EXERCISE PROMPT
With the images removed, repeat the data below exactly.

EXERCISE MATERIALS
══════════════════════════════

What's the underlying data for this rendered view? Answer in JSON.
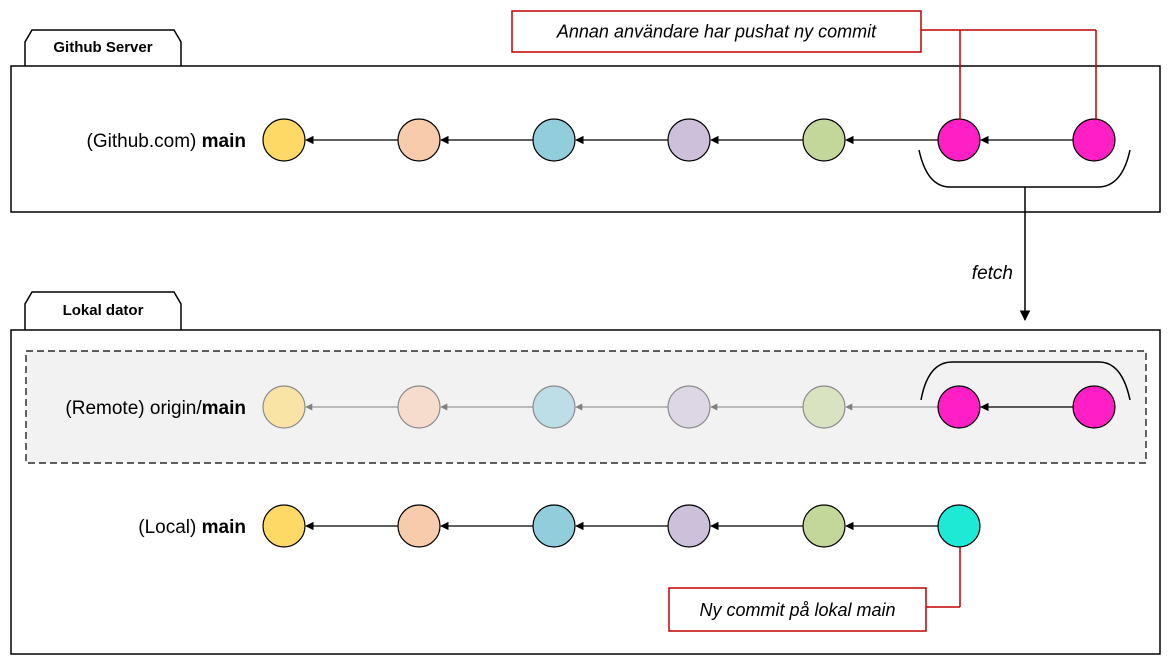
{
  "server": {
    "tab": "Github Server",
    "branch": {
      "prefix": "(Github.com) ",
      "bold": "main"
    }
  },
  "local": {
    "tab": "Lokal dator",
    "remote_branch": {
      "prefix": "(Remote) origin/",
      "bold": "main"
    },
    "local_branch": {
      "prefix": "(Local) ",
      "bold": "main"
    }
  },
  "fetch_label": "fetch",
  "callout_top": "Annan användare har pushat ny commit",
  "callout_bottom": "Ny commit på lokal main",
  "commit_colors": [
    "#FFD966",
    "#F8CBAD",
    "#92CDDC",
    "#CCC0DA",
    "#C4D79B"
  ],
  "pushed_color": "#FF1FC4",
  "new_local_color": "#1DE9D4",
  "callout_color": "#C00000"
}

══════════════════════════════

RESULT
What's the underlying data for this rendered view? Answer in JSON.
{
  "server": {
    "tab": "Github Server",
    "branch": {
      "prefix": "(Github.com) ",
      "bold": "main"
    }
  },
  "local": {
    "tab": "Lokal dator",
    "remote_branch": {
      "prefix": "(Remote) origin/",
      "bold": "main"
    },
    "local_branch": {
      "prefix": "(Local) ",
      "bold": "main"
    }
  },
  "fetch_label": "fetch",
  "callout_top": "Annan användare har pushat ny commit",
  "callout_bottom": "Ny commit på lokal main",
  "commit_colors": [
    "#FFD966",
    "#F8CBAD",
    "#92CDDC",
    "#CCC0DA",
    "#C4D79B"
  ],
  "pushed_color": "#FF1FC4",
  "new_local_color": "#1DE9D4",
  "callout_color": "#C00000"
}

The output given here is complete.